Reproduce all entries word for word.

— begin MATERIALS PROVIDED —

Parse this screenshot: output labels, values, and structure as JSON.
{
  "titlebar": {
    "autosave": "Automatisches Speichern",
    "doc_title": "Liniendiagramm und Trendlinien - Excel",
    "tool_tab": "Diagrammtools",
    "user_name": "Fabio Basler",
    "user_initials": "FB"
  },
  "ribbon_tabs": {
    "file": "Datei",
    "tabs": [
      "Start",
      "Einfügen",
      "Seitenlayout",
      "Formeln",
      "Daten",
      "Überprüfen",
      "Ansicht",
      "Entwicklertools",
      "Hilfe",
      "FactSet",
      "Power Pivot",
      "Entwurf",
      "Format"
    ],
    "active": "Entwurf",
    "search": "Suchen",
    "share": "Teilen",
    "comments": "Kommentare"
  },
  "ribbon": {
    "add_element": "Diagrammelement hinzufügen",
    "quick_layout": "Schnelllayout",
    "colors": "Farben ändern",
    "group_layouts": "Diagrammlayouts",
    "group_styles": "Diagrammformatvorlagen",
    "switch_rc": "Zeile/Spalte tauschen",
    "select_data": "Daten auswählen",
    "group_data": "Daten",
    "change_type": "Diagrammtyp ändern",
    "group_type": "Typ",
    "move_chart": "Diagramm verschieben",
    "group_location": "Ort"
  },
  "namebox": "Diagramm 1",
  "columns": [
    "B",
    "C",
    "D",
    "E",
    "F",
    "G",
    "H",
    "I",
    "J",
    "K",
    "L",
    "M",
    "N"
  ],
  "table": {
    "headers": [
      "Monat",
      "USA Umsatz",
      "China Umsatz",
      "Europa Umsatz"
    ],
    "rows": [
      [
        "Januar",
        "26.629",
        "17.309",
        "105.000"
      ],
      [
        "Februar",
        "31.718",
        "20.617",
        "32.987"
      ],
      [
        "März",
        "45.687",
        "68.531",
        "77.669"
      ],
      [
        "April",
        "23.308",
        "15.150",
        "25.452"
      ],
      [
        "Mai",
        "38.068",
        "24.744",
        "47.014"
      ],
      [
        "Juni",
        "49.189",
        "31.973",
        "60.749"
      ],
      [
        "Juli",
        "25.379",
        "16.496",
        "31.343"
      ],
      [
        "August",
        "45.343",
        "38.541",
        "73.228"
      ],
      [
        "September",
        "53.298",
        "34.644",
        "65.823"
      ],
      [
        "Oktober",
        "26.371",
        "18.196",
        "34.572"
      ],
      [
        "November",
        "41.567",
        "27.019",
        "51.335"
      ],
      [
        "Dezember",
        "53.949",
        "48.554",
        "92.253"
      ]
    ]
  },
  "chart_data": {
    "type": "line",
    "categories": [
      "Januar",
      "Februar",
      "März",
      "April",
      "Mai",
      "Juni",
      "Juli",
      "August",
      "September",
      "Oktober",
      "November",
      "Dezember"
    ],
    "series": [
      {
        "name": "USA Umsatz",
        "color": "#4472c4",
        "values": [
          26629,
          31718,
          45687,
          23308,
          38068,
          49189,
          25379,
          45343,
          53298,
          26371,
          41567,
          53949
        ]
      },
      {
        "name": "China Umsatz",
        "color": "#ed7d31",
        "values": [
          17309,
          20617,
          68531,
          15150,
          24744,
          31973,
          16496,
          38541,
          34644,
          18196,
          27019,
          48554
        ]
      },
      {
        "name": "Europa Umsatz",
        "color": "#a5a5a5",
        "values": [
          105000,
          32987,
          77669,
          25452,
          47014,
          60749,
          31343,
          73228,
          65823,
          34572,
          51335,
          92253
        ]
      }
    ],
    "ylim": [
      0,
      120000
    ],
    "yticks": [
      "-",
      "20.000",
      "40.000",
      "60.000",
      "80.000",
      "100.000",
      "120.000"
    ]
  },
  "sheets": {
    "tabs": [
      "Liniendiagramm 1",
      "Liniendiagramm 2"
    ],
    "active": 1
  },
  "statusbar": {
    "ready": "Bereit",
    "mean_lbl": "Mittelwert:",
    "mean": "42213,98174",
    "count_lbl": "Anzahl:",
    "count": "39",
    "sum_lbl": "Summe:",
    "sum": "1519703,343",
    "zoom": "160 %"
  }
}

— end MATERIALS PROVIDED —

EXERCISE RESULT:
Parse this screenshot: output labels, values, and structure as JSON.
{
  "titlebar": {
    "autosave": "Automatisches Speichern",
    "doc_title": "Liniendiagramm und Trendlinien - Excel",
    "tool_tab": "Diagrammtools",
    "user_name": "Fabio Basler",
    "user_initials": "FB"
  },
  "ribbon_tabs": {
    "file": "Datei",
    "tabs": [
      "Start",
      "Einfügen",
      "Seitenlayout",
      "Formeln",
      "Daten",
      "Überprüfen",
      "Ansicht",
      "Entwicklertools",
      "Hilfe",
      "FactSet",
      "Power Pivot",
      "Entwurf",
      "Format"
    ],
    "active": "Entwurf",
    "search": "Suchen",
    "share": "Teilen",
    "comments": "Kommentare"
  },
  "ribbon": {
    "add_element": "Diagrammelement hinzufügen",
    "quick_layout": "Schnelllayout",
    "colors": "Farben ändern",
    "group_layouts": "Diagrammlayouts",
    "group_styles": "Diagrammformatvorlagen",
    "switch_rc": "Zeile/Spalte tauschen",
    "select_data": "Daten auswählen",
    "group_data": "Daten",
    "change_type": "Diagrammtyp ändern",
    "group_type": "Typ",
    "move_chart": "Diagramm verschieben",
    "group_location": "Ort"
  },
  "namebox": "Diagramm 1",
  "columns": [
    "B",
    "C",
    "D",
    "E",
    "F",
    "G",
    "H",
    "I",
    "J",
    "K",
    "L",
    "M",
    "N"
  ],
  "table": {
    "headers": [
      "Monat",
      "USA Umsatz",
      "China Umsatz",
      "Europa Umsatz"
    ],
    "rows": [
      [
        "Januar",
        "26.629",
        "17.309",
        "105.000"
      ],
      [
        "Februar",
        "31.718",
        "20.617",
        "32.987"
      ],
      [
        "März",
        "45.687",
        "68.531",
        "77.669"
      ],
      [
        "April",
        "23.308",
        "15.150",
        "25.452"
      ],
      [
        "Mai",
        "38.068",
        "24.744",
        "47.014"
      ],
      [
        "Juni",
        "49.189",
        "31.973",
        "60.749"
      ],
      [
        "Juli",
        "25.379",
        "16.496",
        "31.343"
      ],
      [
        "August",
        "45.343",
        "38.541",
        "73.228"
      ],
      [
        "September",
        "53.298",
        "34.644",
        "65.823"
      ],
      [
        "Oktober",
        "26.371",
        "18.196",
        "34.572"
      ],
      [
        "November",
        "41.567",
        "27.019",
        "51.335"
      ],
      [
        "Dezember",
        "53.949",
        "48.554",
        "92.253"
      ]
    ]
  },
  "chart_data": {
    "type": "line",
    "categories": [
      "Januar",
      "Februar",
      "März",
      "April",
      "Mai",
      "Juni",
      "Juli",
      "August",
      "September",
      "Oktober",
      "November",
      "Dezember"
    ],
    "series": [
      {
        "name": "USA Umsatz",
        "color": "#4472c4",
        "values": [
          26629,
          31718,
          45687,
          23308,
          38068,
          49189,
          25379,
          45343,
          53298,
          26371,
          41567,
          53949
        ]
      },
      {
        "name": "China Umsatz",
        "color": "#ed7d31",
        "values": [
          17309,
          20617,
          68531,
          15150,
          24744,
          31973,
          16496,
          38541,
          34644,
          18196,
          27019,
          48554
        ]
      },
      {
        "name": "Europa Umsatz",
        "color": "#a5a5a5",
        "values": [
          105000,
          32987,
          77669,
          25452,
          47014,
          60749,
          31343,
          73228,
          65823,
          34572,
          51335,
          92253
        ]
      }
    ],
    "ylim": [
      0,
      120000
    ],
    "yticks": [
      "-",
      "20.000",
      "40.000",
      "60.000",
      "80.000",
      "100.000",
      "120.000"
    ]
  },
  "sheets": {
    "tabs": [
      "Liniendiagramm 1",
      "Liniendiagramm 2"
    ],
    "active": 1
  },
  "statusbar": {
    "ready": "Bereit",
    "mean_lbl": "Mittelwert:",
    "mean": "42213,98174",
    "count_lbl": "Anzahl:",
    "count": "39",
    "sum_lbl": "Summe:",
    "sum": "1519703,343",
    "zoom": "160 %"
  }
}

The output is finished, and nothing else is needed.